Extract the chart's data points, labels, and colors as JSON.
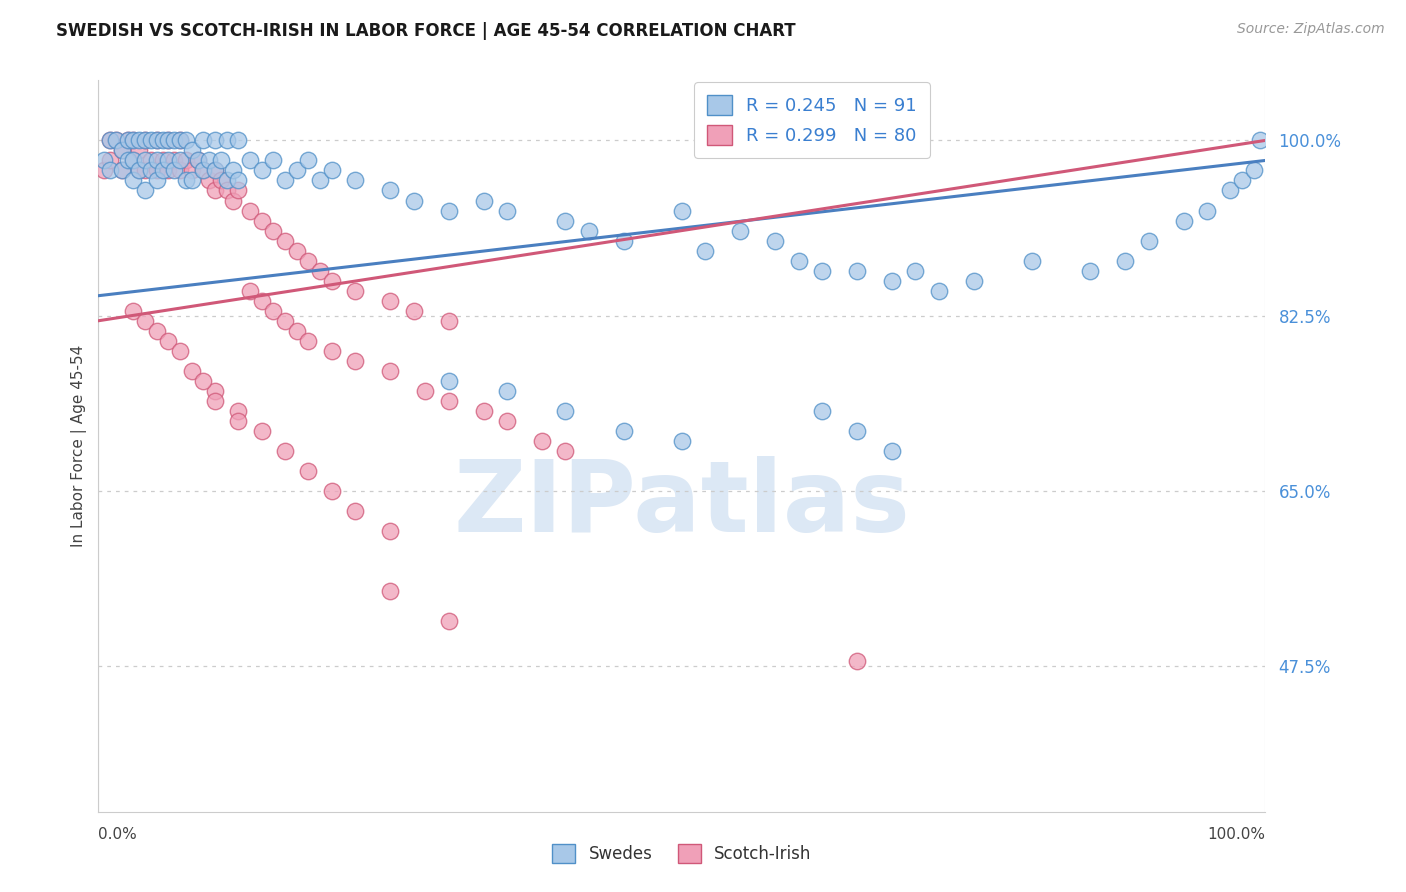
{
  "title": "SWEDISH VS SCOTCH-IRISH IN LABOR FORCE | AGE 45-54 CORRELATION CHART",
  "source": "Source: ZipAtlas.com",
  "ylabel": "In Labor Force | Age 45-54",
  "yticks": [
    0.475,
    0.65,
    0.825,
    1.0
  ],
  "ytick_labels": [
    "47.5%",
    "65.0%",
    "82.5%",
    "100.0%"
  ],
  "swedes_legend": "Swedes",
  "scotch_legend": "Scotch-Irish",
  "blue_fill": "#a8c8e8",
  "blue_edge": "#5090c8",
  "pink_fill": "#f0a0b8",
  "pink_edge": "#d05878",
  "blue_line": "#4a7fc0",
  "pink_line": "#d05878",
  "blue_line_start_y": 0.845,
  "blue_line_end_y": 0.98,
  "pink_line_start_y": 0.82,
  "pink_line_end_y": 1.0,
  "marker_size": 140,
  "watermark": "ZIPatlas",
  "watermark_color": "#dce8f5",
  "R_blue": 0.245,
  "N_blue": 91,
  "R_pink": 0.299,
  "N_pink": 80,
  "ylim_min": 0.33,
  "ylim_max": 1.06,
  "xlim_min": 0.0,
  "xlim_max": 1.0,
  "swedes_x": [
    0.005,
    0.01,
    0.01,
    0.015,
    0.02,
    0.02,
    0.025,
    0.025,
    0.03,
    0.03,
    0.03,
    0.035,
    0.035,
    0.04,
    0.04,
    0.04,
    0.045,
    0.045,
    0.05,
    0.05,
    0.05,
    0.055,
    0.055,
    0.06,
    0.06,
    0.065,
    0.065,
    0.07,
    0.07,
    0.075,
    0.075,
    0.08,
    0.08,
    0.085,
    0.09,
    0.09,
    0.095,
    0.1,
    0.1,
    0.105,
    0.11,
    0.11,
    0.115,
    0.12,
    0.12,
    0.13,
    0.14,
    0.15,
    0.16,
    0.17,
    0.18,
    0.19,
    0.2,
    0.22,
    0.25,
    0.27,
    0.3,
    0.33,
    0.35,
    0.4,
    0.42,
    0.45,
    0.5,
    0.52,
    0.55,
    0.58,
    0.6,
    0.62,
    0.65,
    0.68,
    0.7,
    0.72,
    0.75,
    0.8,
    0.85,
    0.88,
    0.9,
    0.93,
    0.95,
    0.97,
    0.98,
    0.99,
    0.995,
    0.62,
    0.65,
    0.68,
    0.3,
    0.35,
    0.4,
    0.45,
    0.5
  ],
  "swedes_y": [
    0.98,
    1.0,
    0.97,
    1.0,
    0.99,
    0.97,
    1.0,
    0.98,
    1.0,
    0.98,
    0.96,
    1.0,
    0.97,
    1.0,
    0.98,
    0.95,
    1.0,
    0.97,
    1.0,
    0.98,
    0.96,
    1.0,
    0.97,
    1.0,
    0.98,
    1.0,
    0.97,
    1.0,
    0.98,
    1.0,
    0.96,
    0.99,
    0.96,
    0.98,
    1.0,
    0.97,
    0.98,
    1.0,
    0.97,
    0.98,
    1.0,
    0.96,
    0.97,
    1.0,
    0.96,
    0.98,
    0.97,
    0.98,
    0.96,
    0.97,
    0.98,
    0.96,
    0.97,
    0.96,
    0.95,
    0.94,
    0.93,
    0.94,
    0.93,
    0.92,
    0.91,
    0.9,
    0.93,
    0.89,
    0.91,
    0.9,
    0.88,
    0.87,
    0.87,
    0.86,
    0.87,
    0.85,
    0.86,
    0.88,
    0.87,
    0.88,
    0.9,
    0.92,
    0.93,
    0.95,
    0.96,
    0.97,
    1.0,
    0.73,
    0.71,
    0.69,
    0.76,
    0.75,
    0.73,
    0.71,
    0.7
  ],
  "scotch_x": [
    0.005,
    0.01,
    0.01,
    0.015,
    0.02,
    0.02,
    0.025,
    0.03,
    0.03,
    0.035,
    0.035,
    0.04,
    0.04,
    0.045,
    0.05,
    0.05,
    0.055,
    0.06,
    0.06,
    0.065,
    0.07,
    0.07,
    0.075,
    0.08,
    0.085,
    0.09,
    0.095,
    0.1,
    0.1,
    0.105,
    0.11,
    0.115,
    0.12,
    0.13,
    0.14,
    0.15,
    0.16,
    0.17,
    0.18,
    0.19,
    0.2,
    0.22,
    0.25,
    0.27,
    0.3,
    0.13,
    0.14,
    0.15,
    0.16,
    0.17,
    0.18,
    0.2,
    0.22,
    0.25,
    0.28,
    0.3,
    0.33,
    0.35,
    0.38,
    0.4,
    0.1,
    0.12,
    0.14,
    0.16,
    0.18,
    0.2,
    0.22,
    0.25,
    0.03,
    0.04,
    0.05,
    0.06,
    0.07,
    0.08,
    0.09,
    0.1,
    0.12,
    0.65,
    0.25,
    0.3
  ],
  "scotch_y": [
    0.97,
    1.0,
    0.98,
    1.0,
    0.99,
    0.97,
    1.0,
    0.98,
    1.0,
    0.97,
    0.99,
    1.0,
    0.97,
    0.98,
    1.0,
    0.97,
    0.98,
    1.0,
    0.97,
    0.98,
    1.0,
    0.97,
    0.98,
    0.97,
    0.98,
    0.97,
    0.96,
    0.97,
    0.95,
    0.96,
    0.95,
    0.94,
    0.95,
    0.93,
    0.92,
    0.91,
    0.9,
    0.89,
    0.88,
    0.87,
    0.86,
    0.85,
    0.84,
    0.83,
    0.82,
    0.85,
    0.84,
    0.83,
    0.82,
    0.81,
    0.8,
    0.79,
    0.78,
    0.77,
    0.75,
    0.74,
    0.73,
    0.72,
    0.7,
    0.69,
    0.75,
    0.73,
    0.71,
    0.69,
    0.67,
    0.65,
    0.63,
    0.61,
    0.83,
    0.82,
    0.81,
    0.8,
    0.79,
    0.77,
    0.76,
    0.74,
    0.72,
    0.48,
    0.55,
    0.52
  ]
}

--

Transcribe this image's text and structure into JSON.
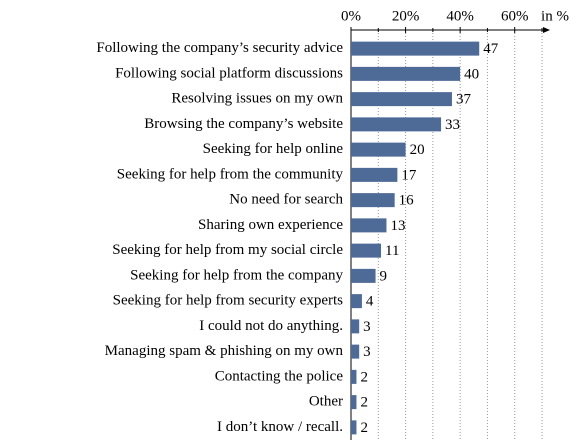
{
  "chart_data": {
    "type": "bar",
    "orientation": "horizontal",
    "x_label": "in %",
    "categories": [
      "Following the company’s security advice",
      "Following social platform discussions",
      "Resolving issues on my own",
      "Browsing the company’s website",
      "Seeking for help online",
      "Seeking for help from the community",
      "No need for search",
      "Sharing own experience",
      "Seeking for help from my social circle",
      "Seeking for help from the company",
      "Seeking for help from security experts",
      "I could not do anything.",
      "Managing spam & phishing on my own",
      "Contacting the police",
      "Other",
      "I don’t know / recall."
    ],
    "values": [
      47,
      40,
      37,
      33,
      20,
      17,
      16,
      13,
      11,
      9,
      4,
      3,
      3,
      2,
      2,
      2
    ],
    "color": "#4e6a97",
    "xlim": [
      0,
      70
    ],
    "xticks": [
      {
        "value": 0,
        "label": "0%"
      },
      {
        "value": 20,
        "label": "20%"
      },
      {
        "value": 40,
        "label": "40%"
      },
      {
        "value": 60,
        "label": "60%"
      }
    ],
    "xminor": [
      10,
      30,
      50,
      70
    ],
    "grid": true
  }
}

--

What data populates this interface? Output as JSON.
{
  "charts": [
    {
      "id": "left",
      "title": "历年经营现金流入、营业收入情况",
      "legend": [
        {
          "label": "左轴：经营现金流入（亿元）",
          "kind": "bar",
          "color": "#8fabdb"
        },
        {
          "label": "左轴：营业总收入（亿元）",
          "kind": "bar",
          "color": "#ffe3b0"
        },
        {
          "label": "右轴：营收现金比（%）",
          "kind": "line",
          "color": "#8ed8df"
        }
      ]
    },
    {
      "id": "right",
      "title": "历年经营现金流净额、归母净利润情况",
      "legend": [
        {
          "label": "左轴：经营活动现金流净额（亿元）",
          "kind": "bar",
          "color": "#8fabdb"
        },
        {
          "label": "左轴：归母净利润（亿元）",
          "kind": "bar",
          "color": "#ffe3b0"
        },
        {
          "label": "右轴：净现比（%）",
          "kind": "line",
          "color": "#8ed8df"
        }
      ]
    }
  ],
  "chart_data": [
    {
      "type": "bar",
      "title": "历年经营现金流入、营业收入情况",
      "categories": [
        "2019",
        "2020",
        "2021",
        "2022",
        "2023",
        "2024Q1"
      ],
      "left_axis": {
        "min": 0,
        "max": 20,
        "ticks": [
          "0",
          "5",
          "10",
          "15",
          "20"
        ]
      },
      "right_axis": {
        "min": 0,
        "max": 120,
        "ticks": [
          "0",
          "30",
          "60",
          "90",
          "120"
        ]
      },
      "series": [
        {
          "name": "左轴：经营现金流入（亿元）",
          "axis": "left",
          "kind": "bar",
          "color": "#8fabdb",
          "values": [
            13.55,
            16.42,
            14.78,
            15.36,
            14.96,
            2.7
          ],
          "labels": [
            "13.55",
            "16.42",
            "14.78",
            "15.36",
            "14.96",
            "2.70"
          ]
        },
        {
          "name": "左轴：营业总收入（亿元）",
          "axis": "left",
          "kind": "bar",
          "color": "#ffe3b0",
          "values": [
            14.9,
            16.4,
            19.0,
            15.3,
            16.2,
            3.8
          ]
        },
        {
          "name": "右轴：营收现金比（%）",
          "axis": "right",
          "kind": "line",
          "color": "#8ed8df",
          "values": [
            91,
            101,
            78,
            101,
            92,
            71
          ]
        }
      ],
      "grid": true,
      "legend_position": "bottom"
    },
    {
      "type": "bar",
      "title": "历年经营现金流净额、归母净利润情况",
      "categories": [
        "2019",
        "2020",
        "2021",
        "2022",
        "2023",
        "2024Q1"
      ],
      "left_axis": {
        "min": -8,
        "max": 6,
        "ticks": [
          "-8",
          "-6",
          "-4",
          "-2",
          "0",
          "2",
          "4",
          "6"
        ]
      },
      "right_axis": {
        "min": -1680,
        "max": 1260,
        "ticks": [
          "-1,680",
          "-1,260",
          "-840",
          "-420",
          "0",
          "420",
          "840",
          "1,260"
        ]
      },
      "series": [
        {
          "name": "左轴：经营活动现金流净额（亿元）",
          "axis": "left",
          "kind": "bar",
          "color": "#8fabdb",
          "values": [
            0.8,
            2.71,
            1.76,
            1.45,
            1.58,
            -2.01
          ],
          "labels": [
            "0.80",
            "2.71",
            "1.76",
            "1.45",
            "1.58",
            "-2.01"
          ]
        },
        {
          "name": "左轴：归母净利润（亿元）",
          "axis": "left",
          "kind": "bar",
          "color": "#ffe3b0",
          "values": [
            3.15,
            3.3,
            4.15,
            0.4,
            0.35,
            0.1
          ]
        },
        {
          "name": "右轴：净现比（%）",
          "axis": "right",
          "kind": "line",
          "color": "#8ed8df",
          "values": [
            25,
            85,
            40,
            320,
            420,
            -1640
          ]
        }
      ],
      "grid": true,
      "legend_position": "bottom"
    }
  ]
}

**Directive**: Track down every line with the word "JSON" and copy it.

**Result of this task**:
Extract the chart's data points, labels, and colors as JSON.
Transcribe this image's text and structure into JSON.
What data populates this interface? Output as JSON.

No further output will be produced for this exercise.